- [PROBLEMA 1] En el pasaje del texto, ¿cómo solía considerarse al Periodismo como institución?
- [PROBLEMA 2] Menciona los grupos que, según el pasaje del texto, sufren el flagelo del descrédito.

------ PASAJE DEL TEXTO ------

Ese fantasma del pasado

Me refiero, específicamente, a un flagelo que creo que sufrimos especialmente los periodistas, pero que también sufren los políticos, los jueces, los militares y los policías, entre otros, y que afecta a la sociedad en general: El descrédito.

Llego a esta conclusión recordando que el Periodismo, como institución, solía ser considerado como el cuarto poder, por su aporte al equilibrio democrático y a la práctica republicana, entendiendo que dicho poder era confiado por el pueblo, no con su voto, sino con su credibilidad.

Ante el temor de encontrarme frente a una caprichosa y antojadiza percepción, revisé y recorrí nuestro pasado inmediato, y descubrí que, por algún maquiavélico proceso político, muy probablemente para nada casual, la Opinión Pública dejó de creer en el Periodismo, muriendo como tal, para permitir, facilitar y promover así la práctica de un libertino desmanejo de la cosa pública.

Profundizando un poco más en esta historia reciente, encontré que este proceso habría provocado, desde los años 70 a hoy, una profunda degradación institucional, la cual acabó con el Periodismo como institución confiable.

Cabe remarcar que algo similar ocurrió con las Fuerzas de Seguridad, con la Política y con la Justicia, las cuales, junto al Periodismo, son instituciones vitales para el correcto desarrollo de la vida democrática y republicana de una Nación.

Del mismo modo, toda esta degradación y desacreditación de las instituciones afectó negativamente todo el aparato contralor de la vida pública, impactando en las garantías individuales y en el equilibrio democrático, en favor del marco de caos y anarquía que hoy vivimos y al cual, parece, nos hemos acostumbrado.

------ INFORMACIÓN MOSTRADA ------

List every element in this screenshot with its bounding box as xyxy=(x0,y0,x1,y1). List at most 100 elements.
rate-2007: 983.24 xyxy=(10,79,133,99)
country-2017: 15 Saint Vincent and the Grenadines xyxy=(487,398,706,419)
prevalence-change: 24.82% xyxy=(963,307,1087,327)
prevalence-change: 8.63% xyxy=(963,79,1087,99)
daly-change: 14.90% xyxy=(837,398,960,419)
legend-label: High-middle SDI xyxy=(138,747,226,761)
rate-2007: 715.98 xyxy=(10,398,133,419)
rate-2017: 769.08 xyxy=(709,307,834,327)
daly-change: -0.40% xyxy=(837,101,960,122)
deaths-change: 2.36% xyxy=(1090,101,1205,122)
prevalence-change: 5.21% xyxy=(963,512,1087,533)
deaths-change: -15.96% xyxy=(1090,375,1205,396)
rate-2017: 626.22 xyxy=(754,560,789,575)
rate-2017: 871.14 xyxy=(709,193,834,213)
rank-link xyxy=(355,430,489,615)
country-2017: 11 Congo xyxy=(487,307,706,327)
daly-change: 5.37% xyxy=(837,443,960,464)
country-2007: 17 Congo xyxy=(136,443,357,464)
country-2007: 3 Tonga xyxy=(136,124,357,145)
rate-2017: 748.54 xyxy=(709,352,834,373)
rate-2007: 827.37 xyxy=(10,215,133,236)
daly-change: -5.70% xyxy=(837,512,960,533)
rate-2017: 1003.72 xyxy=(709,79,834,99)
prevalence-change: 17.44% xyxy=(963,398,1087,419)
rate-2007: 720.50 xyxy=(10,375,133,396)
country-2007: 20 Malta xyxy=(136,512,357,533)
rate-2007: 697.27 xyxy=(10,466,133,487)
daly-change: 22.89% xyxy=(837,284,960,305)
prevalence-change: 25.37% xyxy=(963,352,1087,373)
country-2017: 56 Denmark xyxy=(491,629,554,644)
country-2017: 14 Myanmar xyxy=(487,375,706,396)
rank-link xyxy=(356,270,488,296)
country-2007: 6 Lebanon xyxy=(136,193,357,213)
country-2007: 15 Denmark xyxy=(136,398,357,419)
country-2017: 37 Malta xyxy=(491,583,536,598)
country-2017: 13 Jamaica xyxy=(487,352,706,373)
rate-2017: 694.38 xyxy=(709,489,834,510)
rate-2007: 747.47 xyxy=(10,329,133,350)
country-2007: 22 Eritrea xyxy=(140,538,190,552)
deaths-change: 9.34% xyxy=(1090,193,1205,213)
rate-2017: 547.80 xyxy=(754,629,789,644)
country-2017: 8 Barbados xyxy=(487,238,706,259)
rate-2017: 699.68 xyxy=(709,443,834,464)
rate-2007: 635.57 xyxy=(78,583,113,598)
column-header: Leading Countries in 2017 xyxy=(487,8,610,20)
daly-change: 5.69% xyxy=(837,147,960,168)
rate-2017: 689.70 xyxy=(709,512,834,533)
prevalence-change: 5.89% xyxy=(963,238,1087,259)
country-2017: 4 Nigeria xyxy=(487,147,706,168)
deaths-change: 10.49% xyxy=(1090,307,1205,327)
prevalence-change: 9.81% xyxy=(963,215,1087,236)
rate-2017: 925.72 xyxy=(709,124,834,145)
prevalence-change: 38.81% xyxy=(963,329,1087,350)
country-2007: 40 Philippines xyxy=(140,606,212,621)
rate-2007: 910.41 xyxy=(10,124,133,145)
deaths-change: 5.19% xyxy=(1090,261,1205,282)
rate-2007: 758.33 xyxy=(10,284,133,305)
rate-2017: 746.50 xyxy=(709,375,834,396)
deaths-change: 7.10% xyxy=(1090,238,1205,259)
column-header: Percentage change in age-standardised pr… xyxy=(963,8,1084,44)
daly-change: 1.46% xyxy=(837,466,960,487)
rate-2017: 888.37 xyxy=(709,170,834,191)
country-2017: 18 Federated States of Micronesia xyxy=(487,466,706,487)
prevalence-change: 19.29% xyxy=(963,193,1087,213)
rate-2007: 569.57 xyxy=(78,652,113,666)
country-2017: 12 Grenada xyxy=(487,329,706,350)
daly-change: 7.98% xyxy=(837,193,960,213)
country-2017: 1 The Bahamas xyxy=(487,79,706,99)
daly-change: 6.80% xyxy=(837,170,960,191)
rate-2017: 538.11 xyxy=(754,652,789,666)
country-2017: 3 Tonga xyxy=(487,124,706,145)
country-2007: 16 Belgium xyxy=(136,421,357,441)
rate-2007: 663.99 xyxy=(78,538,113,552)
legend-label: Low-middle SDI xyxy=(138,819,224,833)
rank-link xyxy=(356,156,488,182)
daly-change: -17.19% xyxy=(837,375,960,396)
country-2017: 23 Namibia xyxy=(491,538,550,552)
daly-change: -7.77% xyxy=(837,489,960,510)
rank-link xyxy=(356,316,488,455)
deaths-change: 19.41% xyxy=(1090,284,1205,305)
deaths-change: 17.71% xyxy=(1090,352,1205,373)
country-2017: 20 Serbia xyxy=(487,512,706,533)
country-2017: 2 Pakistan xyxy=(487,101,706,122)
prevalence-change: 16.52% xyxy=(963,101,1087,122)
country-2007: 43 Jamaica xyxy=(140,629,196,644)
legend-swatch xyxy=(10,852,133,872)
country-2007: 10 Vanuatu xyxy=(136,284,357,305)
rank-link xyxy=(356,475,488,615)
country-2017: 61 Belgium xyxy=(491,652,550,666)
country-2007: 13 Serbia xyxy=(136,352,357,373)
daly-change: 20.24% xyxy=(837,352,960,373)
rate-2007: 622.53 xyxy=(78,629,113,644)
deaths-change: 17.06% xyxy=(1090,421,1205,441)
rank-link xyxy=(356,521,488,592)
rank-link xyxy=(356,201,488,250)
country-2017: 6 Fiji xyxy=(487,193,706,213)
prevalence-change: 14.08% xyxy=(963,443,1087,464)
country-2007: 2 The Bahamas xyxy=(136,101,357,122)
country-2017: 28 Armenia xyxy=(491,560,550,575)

------

- [SOLUCIÓN 1] Como el cuarto poder.

- [SOLUCIÓN 2] Los periodistas, los políticos, los jueces, los militares y los policías.